■ **Tugas Wajib 1**: Menurut kutipan dokumen, paling lambat tanggal berapa Inggris meminta rakyat Surabaya menyerahkan senjata?

■ **Kutipan Dokumen**:
-=-=-

Propinsi Jawa Timur mungkin dikenal sebagai propinsi berbobot politik paling tinggi di republik ini. Basis terkuat bagi kaum nahdliyin, Islam tradisional, organisasi Muslim terbesar di dunia. Serta, rumah besar bagi kaum nasionalis. Menjadikan Jawa Timur adalah wilayah politik paling dinamis dan politis di Indonesia.
Di luar dari dua kelompok sosial tersebut, Jawa Timur juga menjadi tempat bagi banyak kelompok etnis, suku-bangsa, agama dan entitas politik serta sosial-ekonomi yang aktif mewarnai dan berkontribusi tak hanya terhadap pembangunan di propinsi besar tersebut tapi juga pembangunan nasional.
Banyak pemimpin nasional berasal dan besar dalam kawah candradimuka-nya sosial politik dan sosial kultural Jawa Timur. Karakteristik masyarakat Jatim yang khas, egaliter, nasionalis, partisipatif, demokratis dan mandiri, telah pula memunculkan sejumlah model kepemimpinan yang khas dan mampu berkontribusi secara lokal namun juga secara nasional.
Dulu, di era awal kemerdekaan, negara seusia bayi seperti Indonesia saat itu beruntung memiliki sosok pemimpin berani dan berkarakter seperti halnya Gubernur Soerjo. Ia adalah pahlawan nasional dan dikenang sebagai gubernur pejuang. Saat pasukan Inggris datang ke Surabaya pada Oktober 1945, dan terjadi pertempuran tiga hari dengan arek-arek Suroboyo, telah menewaskan komandan pasukan Inggris Brigjen Mallaby. Inggris kemudian mengultimatum rakyat Surabaya untuk menyerahkan senjata paling lambat tanggal 9 November 1945, atau keesokan harinya Surabaya akan dihancurkan.
Menanggapi ultimatum tersebut, Gubernur Soerjo dengan tegas berpidato di RRI bahwa Arek-Arek Suroboyo akan melawan ultimatum Inggris sampai darah penghabisan. Maka meletuslah pertempuran besar antara rakyat Jawa Timur melawan Inggris di Surabaya yang dimulai tanggal 10 November 1945.

-=-=-

■ **Tugas Wajib 2**: Salin persis baris data dari baris pertama sampai dengan baris yang memuat "benefit-item: Verkürzung der", kedua ujungnya ikut disalin.

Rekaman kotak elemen

-=-=-

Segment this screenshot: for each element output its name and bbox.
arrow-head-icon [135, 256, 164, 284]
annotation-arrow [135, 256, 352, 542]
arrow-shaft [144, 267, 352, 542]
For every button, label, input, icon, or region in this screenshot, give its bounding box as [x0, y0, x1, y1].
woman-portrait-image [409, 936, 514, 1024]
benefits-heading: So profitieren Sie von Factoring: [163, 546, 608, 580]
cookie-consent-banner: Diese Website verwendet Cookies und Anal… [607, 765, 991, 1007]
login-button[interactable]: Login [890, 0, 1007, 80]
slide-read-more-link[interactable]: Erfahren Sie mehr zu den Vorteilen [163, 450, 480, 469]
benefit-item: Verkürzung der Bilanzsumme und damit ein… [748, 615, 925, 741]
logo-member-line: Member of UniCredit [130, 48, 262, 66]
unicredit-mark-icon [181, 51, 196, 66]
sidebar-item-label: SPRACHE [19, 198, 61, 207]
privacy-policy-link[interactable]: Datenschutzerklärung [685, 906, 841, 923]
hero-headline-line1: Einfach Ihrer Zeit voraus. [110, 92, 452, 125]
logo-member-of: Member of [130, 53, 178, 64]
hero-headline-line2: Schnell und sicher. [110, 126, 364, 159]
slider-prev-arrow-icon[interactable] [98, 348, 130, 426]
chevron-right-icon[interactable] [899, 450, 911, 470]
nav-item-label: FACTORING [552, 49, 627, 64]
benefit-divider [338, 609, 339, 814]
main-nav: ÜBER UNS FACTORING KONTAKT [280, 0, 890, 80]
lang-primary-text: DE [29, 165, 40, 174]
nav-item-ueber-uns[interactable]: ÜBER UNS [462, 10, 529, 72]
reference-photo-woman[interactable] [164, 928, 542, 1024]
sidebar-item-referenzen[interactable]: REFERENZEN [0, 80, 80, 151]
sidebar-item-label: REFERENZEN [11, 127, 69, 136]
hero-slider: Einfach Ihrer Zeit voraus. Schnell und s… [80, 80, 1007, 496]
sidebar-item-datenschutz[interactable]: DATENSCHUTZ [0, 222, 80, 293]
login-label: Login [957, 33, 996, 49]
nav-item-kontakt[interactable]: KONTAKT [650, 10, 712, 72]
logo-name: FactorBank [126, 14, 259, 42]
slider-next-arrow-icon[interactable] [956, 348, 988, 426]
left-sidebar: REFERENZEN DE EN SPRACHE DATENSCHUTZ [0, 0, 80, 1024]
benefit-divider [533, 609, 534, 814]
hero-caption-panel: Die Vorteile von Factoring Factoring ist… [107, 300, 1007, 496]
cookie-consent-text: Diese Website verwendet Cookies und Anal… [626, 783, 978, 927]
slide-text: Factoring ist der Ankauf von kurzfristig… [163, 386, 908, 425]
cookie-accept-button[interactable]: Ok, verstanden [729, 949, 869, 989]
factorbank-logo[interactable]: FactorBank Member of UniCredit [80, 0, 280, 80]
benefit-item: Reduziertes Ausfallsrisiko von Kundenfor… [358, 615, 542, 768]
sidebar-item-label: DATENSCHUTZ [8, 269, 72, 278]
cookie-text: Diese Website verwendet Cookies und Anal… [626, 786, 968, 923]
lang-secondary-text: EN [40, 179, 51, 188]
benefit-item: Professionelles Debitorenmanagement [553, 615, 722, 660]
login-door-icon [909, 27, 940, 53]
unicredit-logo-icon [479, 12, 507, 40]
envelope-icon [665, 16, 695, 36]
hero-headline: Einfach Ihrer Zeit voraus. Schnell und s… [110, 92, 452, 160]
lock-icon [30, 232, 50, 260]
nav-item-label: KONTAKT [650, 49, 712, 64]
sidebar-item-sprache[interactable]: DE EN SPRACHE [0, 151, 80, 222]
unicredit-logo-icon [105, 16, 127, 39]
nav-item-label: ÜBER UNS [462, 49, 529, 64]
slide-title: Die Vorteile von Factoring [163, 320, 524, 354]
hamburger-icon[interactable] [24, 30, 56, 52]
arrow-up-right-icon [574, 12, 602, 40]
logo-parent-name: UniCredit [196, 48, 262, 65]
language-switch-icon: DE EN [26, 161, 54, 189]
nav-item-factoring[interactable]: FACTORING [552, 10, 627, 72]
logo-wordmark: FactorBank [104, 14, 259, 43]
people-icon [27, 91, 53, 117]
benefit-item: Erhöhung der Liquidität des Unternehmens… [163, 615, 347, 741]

-=-=-

■ **Jawaban Lengkap 1**: Paling lambat tanggal 9 November 1945.

■ **Jawaban Lengkap 2**:
Segment this screenshot: for each element output its name and bbox.
arrow-head-icon [135, 256, 164, 284]
annotation-arrow [135, 256, 352, 542]
arrow-shaft [144, 267, 352, 542]
For every button, label, input, icon, or region in this screenshot, give its bounding box as [x0, y0, x1, y1].
woman-portrait-image [409, 936, 514, 1024]
benefits-heading: So profitieren Sie von Factoring: [163, 546, 608, 580]
cookie-consent-banner: Diese Website verwendet Cookies und Anal… [607, 765, 991, 1007]
login-button[interactable]: Login [890, 0, 1007, 80]
slide-read-more-link[interactable]: Erfahren Sie mehr zu den Vorteilen [163, 450, 480, 469]
benefit-item: Verkürzung der Bilanzsumme und damit ein… [748, 615, 925, 741]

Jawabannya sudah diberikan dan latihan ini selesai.